*What needs to be done:* Continue the article about the singer Sienna Rose from where it stops.

*Excerpted passage:*

Sienna Rose
- Developer: Anonymous
- Year introduced: 2025
- Type: Singer
- Language/s: English

= Sienna Rose =

Likely AI-generated singer

Sienna Rose is a musical act who, after becoming popular on streaming services such as Spotify in early 2026, gained attention for likely being AI-generated.

==History==
Rose's first release was a six-song extended play (EP) released in September 2025. Between September and December of 2025, Rose uploaded at least 45 songs and ten albums to streaming services, originally as a white and redheaded singer-songwriter and later as a brunette and as a black female R&B singer. Following the success of the R&B music, the other two versions were removed from most streaming services. Poppy Burton of NME described the frequency of her releases as "implausible". For Rolling Stone, Maya Georgi compared the "lush vocals" and "delicate pianos" of her music to the songs of singers Olivia Dean and Alicia Keys.

In January 2026, Rose's Spotify bio described her as an anonymous neo-soul singer. By then, she had more than three million monthly listeners on the service and three of her songs—"Into the Blue", "Where Your Warmth Begins", and "Safe With You"—appeared on its Viral 50 — USA chart, with her top song, "Into the Blue", having received more than five million streams. However, she had little to no social media presence. Her music also garnered attention on TikTok, where an account purported to be Rose herself regularly uploaded videos. However, by then, her social media pages were not verified, she had never performed live, and had not responded to any requests for an interview. That month, Selena Gomez used Rose's song "Where Your Warmth Begins" in an Instagram post about the 83rd Golden Globe Awards, which brought wider attention to the artist and prompted discussions over whether or not she had been created using generative AI. Gomez later removed the song from the post.

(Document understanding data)
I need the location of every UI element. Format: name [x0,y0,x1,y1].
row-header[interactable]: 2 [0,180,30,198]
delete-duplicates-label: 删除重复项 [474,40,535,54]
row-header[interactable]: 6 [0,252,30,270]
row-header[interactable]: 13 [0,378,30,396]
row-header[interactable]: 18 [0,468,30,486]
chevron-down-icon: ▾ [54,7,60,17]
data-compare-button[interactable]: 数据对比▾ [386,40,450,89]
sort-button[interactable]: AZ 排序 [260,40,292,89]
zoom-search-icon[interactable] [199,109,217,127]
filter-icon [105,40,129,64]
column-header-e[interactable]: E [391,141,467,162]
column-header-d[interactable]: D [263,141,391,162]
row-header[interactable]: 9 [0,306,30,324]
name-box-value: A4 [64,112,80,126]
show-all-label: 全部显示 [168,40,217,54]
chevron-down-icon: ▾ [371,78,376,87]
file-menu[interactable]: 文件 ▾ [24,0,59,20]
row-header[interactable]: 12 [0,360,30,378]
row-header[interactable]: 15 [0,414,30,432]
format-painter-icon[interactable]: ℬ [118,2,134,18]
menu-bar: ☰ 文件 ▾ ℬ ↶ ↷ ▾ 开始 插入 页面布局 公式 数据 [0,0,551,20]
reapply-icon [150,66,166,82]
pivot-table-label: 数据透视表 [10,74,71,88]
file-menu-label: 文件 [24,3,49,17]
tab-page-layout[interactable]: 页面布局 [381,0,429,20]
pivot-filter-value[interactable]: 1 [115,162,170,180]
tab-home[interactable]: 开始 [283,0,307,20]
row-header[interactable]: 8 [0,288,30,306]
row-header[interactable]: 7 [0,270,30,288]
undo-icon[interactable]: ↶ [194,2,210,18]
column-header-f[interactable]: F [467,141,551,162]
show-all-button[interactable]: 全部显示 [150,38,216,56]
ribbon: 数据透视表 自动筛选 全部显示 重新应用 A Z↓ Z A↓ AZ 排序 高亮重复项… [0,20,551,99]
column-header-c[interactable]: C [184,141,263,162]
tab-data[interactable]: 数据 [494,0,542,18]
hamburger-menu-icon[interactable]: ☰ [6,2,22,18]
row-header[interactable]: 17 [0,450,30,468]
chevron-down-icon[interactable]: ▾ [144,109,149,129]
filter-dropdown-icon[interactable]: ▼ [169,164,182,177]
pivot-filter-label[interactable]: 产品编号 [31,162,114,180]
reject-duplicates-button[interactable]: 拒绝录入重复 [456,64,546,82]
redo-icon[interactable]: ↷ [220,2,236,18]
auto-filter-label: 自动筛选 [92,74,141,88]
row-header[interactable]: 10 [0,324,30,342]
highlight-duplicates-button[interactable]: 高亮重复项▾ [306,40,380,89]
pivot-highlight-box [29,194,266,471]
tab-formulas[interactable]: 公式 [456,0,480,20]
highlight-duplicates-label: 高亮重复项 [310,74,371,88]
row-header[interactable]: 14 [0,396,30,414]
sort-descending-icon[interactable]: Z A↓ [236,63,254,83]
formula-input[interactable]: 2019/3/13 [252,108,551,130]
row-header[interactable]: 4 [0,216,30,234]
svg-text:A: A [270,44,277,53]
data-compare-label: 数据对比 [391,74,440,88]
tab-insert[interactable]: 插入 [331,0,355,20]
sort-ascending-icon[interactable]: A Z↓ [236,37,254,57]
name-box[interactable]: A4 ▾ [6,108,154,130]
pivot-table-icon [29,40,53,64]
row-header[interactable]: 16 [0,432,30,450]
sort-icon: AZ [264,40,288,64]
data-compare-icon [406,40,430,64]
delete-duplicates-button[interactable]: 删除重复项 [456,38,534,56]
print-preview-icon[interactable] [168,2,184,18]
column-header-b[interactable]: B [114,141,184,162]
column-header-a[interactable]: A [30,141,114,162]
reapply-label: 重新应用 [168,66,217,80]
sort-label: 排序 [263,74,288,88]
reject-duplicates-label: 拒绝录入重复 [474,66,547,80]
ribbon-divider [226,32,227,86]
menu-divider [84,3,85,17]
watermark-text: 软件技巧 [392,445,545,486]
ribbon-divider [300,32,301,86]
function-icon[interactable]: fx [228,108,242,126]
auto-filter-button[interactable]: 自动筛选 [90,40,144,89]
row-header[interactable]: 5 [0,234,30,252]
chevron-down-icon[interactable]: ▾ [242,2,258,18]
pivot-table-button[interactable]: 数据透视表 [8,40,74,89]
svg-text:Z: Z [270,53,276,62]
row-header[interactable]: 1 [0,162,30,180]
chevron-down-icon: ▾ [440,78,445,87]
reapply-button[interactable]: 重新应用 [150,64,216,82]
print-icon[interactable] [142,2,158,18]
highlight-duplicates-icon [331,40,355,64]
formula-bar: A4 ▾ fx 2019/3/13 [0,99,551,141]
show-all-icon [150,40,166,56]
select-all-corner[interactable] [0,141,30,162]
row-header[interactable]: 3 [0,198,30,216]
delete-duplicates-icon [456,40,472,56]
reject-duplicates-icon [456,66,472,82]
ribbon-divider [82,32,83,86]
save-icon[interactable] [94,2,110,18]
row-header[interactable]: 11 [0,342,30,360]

*Output of the task:*
French streaming service Deezer reported that many of her songs were flagged as AI-generated by their AI detection tools based on mathematical patterns in her music and stated that they were "certain" that Rose was AI-generated. Deezer also displayed a tag on her album Honey on the Money, which featured the "AI-enhanced" reggae artist Let Babylon Burn, indicating that it was AI-generated. TikTok users soon uploaded videos expressing their disappointment that Rose was likely AI-generated and commenting that Rose's videos on the platform had likely also been AI-generated, pointing to her hair moving unnaturally, her teeth morphing together, and fake numbers appearing on her clothing, among other signs.

English composer Michael Price criticized Rose as "sickening" and "one of the most striking examples of those listening to music every day who trust that what is being curated by streaming services is made by real musicians", while former Spotify data engineer Glenn McDonald stated that Rose "represents much more" than "just one AI artist" due to "being promoted in the same space as real music". Georgi described Rose and the AI-generated band the Velvet Sundown as "proof that AI musicians are running rampant" on Spotify, while Stereogums Margaret Farrell wrote that Rose showed that Spotify was not "doing a great job" with their stated goal of "cleaning up AI slop". James Pero of Gizmodo described Rose as "evidence that [Spotify] might not be able to identify which [AI-generated] music to take down in the first place".